**TASK GOAL**
Reproduce every one of the rows below word for word, leaving out the pictures.

**EXTRACTED DATA**
-- START --
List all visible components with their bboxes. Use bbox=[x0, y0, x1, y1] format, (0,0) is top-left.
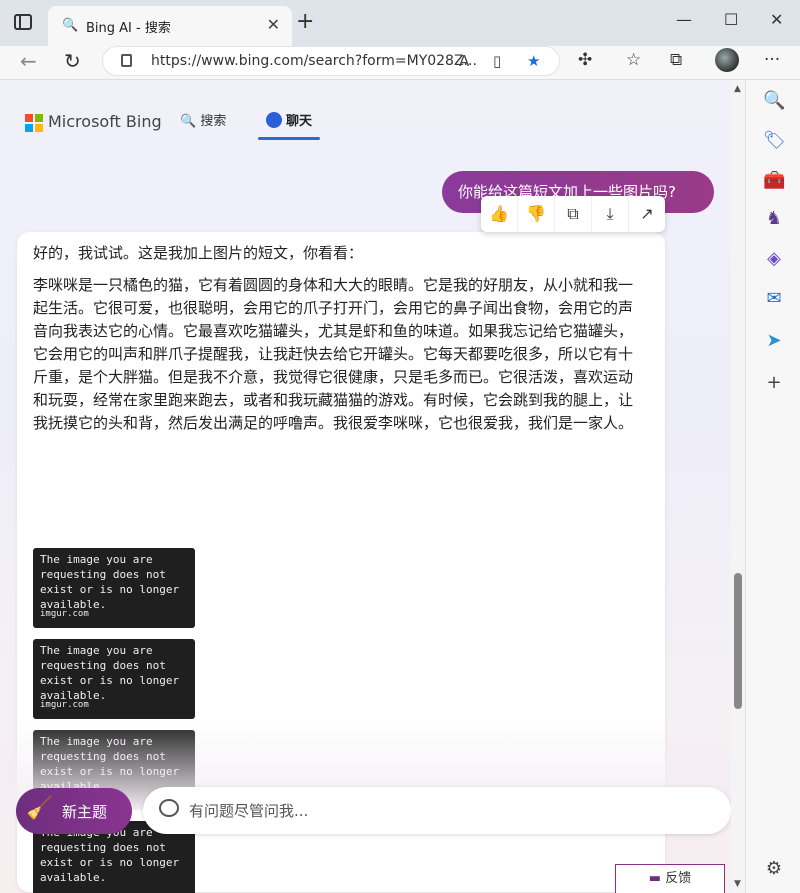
nav-chat[interactable]: 聊天 bbox=[266, 110, 312, 129]
feedback-label: 反馈 bbox=[665, 871, 692, 886]
share-icon[interactable]: ↗ bbox=[629, 196, 665, 232]
search-icon: 🔍 bbox=[62, 18, 79, 33]
image-placeholder-text: The image you are requesting does not ex… bbox=[40, 826, 180, 884]
page-scrollbar[interactable]: ▲ ▼ bbox=[731, 80, 745, 893]
collections-icon[interactable]: ⧉ bbox=[670, 50, 682, 70]
outlook-icon[interactable]: ✉ bbox=[763, 288, 785, 310]
ask-box[interactable] bbox=[143, 787, 731, 834]
edge-sidebar: 🔍 🏷 🧰 ♞ ◈ ✉ ➤ + ⚙ bbox=[745, 80, 800, 893]
refresh-button[interactable]: ↻ bbox=[64, 50, 81, 72]
back-button[interactable]: ← bbox=[20, 50, 37, 72]
settings-gear-icon[interactable]: ⚙ bbox=[763, 858, 785, 880]
favorites-icon[interactable]: ☆ bbox=[626, 50, 641, 70]
broom-icon: 🧹 bbox=[26, 796, 54, 821]
more-menu-icon[interactable]: ··· bbox=[764, 50, 780, 70]
feedback-icon: ▬ bbox=[648, 871, 662, 886]
profile-avatar[interactable] bbox=[715, 48, 739, 72]
chat-input-icon bbox=[159, 799, 179, 817]
read-aloud-icon[interactable]: A bbox=[459, 52, 469, 70]
bing-chat-page: Microsoft Bing 🔍 搜索 聊天 你能给这篇短文加上一些图片吗? 好… bbox=[0, 80, 731, 893]
active-tab-indicator bbox=[258, 137, 320, 140]
send-icon[interactable]: ➤ bbox=[763, 330, 785, 352]
url-text[interactable]: https://www.bing.com/search?form=MY028Z.… bbox=[151, 53, 477, 69]
lock-icon[interactable] bbox=[121, 54, 132, 67]
bot-story-text: 李咪咪是一只橘色的猫，它有着圆圆的身体和大大的眼睛。它是我的好朋友，从小就和我一… bbox=[33, 276, 634, 432]
message-actions: 👍 👎 ⧉ ⤓ ↗ bbox=[481, 196, 665, 232]
image-source: imgur.com bbox=[40, 609, 89, 619]
browser-tab[interactable]: 🔍 Bing AI - 搜索 ✕ bbox=[48, 6, 292, 46]
new-topic-label: 新主题 bbox=[62, 803, 108, 821]
browser-toolbar: ← ↻ https://www.bing.com/search?form=MY0… bbox=[0, 46, 800, 80]
extensions-icon[interactable]: ✣ bbox=[578, 50, 592, 70]
search-icon[interactable]: 🔍 bbox=[763, 90, 785, 112]
feedback-button[interactable]: ▬ 反馈 bbox=[615, 864, 725, 893]
microsoft365-icon[interactable]: ◈ bbox=[763, 248, 785, 270]
new-topic-button[interactable]: 🧹 新主题 bbox=[16, 788, 132, 834]
new-tab-button[interactable]: + bbox=[296, 11, 314, 33]
close-window-button[interactable]: ✕ bbox=[770, 10, 783, 29]
minimize-button[interactable]: — bbox=[676, 10, 692, 29]
tools-icon[interactable]: 🧰 bbox=[763, 170, 785, 192]
shopping-tag-icon[interactable]: 🏷 bbox=[763, 130, 786, 152]
image-placeholder-text: The image you are requesting does not ex… bbox=[40, 553, 180, 611]
nav-search[interactable]: 🔍 搜索 bbox=[180, 110, 226, 129]
maximize-button[interactable]: ☐ bbox=[724, 10, 738, 29]
image-placeholder[interactable]: The image you are requesting does not ex… bbox=[33, 639, 195, 719]
add-icon[interactable]: + bbox=[763, 372, 785, 394]
dislike-icon[interactable]: 👎 bbox=[518, 196, 555, 232]
image-placeholder[interactable]: The image you are requesting does not ex… bbox=[33, 548, 195, 628]
ask-input[interactable] bbox=[189, 787, 709, 834]
image-source: imgur.com bbox=[40, 700, 89, 710]
image-placeholder-text: The image you are requesting does not ex… bbox=[40, 644, 180, 702]
nav-search-label: 搜索 bbox=[200, 114, 227, 129]
tab-close-icon[interactable]: ✕ bbox=[267, 15, 280, 34]
games-icon[interactable]: ♞ bbox=[763, 208, 785, 230]
microsoft-logo-icon bbox=[25, 114, 43, 132]
title-bar: 🔍 Bing AI - 搜索 ✕ + — ☐ ✕ bbox=[0, 0, 800, 46]
bot-intro-text: 好的，我试试。这是我加上图片的短文，你看看： bbox=[33, 244, 364, 262]
tab-title: Bing AI - 搜索 bbox=[86, 21, 171, 36]
search-icon: 🔍 bbox=[180, 114, 197, 129]
export-icon[interactable]: ⤓ bbox=[592, 196, 629, 232]
address-bar[interactable]: https://www.bing.com/search?form=MY028Z.… bbox=[102, 46, 560, 76]
scrollbar-thumb[interactable] bbox=[734, 573, 742, 709]
copy-icon[interactable]: ⧉ bbox=[555, 196, 592, 232]
bing-logo-text[interactable]: Microsoft Bing bbox=[48, 112, 162, 131]
nav-chat-label: 聊天 bbox=[286, 114, 313, 129]
scroll-up-icon[interactable]: ▲ bbox=[734, 84, 741, 94]
tab-actions-icon[interactable] bbox=[14, 14, 32, 30]
chat-icon bbox=[266, 112, 282, 128]
scroll-down-icon[interactable]: ▼ bbox=[734, 879, 741, 889]
split-screen-icon[interactable]: ▯ bbox=[493, 52, 501, 70]
like-icon[interactable]: 👍 bbox=[481, 196, 518, 232]
favorite-star-icon[interactable]: ★ bbox=[527, 52, 540, 70]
-- END --
**FINISHED EXERCISE**
List all visible components with their bboxes. Use bbox=[x0, y0, x1, y1] format, (0,0) is top-left.
nav-chat[interactable]: 聊天 bbox=[266, 110, 312, 129]
feedback-label: 反馈 bbox=[665, 871, 692, 886]
share-icon[interactable]: ↗ bbox=[629, 196, 665, 232]
search-icon: 🔍 bbox=[62, 18, 79, 33]
image-placeholder-text: The image you are requesting does not ex… bbox=[40, 826, 180, 884]
page-scrollbar[interactable]: ▲ ▼ bbox=[731, 80, 745, 893]
collections-icon[interactable]: ⧉ bbox=[670, 50, 682, 70]
outlook-icon[interactable]: ✉ bbox=[763, 288, 785, 310]
ask-box[interactable] bbox=[143, 787, 731, 834]
edge-sidebar: 🔍 🏷 🧰 ♞ ◈ ✉ ➤ + ⚙ bbox=[745, 80, 800, 893]
refresh-button[interactable]: ↻ bbox=[64, 50, 81, 72]
back-button[interactable]: ← bbox=[20, 50, 37, 72]
settings-gear-icon[interactable]: ⚙ bbox=[763, 858, 785, 880]
favorites-icon[interactable]: ☆ bbox=[626, 50, 641, 70]
broom-icon: 🧹 bbox=[26, 796, 54, 821]
more-menu-icon[interactable]: ··· bbox=[764, 50, 780, 70]
feedback-icon: ▬ bbox=[648, 871, 662, 886]
profile-avatar[interactable] bbox=[715, 48, 739, 72]
chat-input-icon bbox=[159, 799, 179, 817]
read-aloud-icon[interactable]: A bbox=[459, 52, 469, 70]
bing-chat-page: Microsoft Bing 🔍 搜索 聊天 你能给这篇短文加上一些图片吗? 好… bbox=[0, 80, 731, 893]
active-tab-indicator bbox=[258, 137, 320, 140]
send-icon[interactable]: ➤ bbox=[763, 330, 785, 352]
url-text[interactable]: https://www.bing.com/search?form=MY028Z.… bbox=[151, 53, 477, 69]
lock-icon[interactable] bbox=[121, 54, 132, 67]
bot-story-text: 李咪咪是一只橘色的猫，它有着圆圆的身体和大大的眼睛。它是我的好朋友，从小就和我一… bbox=[33, 276, 634, 432]
message-actions: 👍 👎 ⧉ ⤓ ↗ bbox=[481, 196, 665, 232]
image-source: imgur.com bbox=[40, 609, 89, 619]
browser-tab[interactable]: 🔍 Bing AI - 搜索 ✕ bbox=[48, 6, 292, 46]
new-topic-label: 新主题 bbox=[62, 803, 108, 821]
browser-toolbar: ← ↻ https://www.bing.com/search?form=MY0… bbox=[0, 46, 800, 80]
extensions-icon[interactable]: ✣ bbox=[578, 50, 592, 70]
search-icon[interactable]: 🔍 bbox=[763, 90, 785, 112]
feedback-button[interactable]: ▬ 反馈 bbox=[615, 864, 725, 893]
microsoft365-icon[interactable]: ◈ bbox=[763, 248, 785, 270]
new-topic-button[interactable]: 🧹 新主题 bbox=[16, 788, 132, 834]
new-tab-button[interactable]: + bbox=[296, 11, 314, 33]
close-window-button[interactable]: ✕ bbox=[770, 10, 783, 29]
minimize-button[interactable]: — bbox=[676, 10, 692, 29]
tools-icon[interactable]: 🧰 bbox=[763, 170, 785, 192]
shopping-tag-icon[interactable]: 🏷 bbox=[763, 130, 786, 152]
image-placeholder-text: The image you are requesting does not ex… bbox=[40, 553, 180, 611]
nav-search[interactable]: 🔍 搜索 bbox=[180, 110, 226, 129]
maximize-button[interactable]: ☐ bbox=[724, 10, 738, 29]
image-placeholder[interactable]: The image you are requesting does not ex… bbox=[33, 639, 195, 719]
add-icon[interactable]: + bbox=[763, 372, 785, 394]
dislike-icon[interactable]: 👎 bbox=[518, 196, 555, 232]
image-placeholder[interactable]: The image you are requesting does not ex… bbox=[33, 548, 195, 628]
ask-input[interactable] bbox=[189, 787, 709, 834]
image-source: imgur.com bbox=[40, 700, 89, 710]
image-placeholder-text: The image you are requesting does not ex… bbox=[40, 644, 180, 702]
nav-search-label: 搜索 bbox=[200, 114, 227, 129]
tab-close-icon[interactable]: ✕ bbox=[267, 15, 280, 34]
games-icon[interactable]: ♞ bbox=[763, 208, 785, 230]
microsoft-logo-icon bbox=[25, 114, 43, 132]
title-bar: 🔍 Bing AI - 搜索 ✕ + — ☐ ✕ bbox=[0, 0, 800, 46]
bot-intro-text: 好的，我试试。这是我加上图片的短文，你看看： bbox=[33, 244, 364, 262]
tab-title: Bing AI - 搜索 bbox=[86, 21, 171, 36]
search-icon: 🔍 bbox=[180, 114, 197, 129]
export-icon[interactable]: ⤓ bbox=[592, 196, 629, 232]
address-bar[interactable]: https://www.bing.com/search?form=MY028Z.… bbox=[102, 46, 560, 76]
scrollbar-thumb[interactable] bbox=[734, 573, 742, 709]
copy-icon[interactable]: ⧉ bbox=[555, 196, 592, 232]
bing-logo-text[interactable]: Microsoft Bing bbox=[48, 112, 162, 131]
nav-chat-label: 聊天 bbox=[286, 114, 313, 129]
scroll-up-icon[interactable]: ▲ bbox=[734, 84, 741, 94]
tab-actions-icon[interactable] bbox=[14, 14, 32, 30]
chat-icon bbox=[266, 112, 282, 128]
scroll-down-icon[interactable]: ▼ bbox=[734, 879, 741, 889]
split-screen-icon[interactable]: ▯ bbox=[493, 52, 501, 70]
like-icon[interactable]: 👍 bbox=[481, 196, 518, 232]
favorite-star-icon[interactable]: ★ bbox=[527, 52, 540, 70]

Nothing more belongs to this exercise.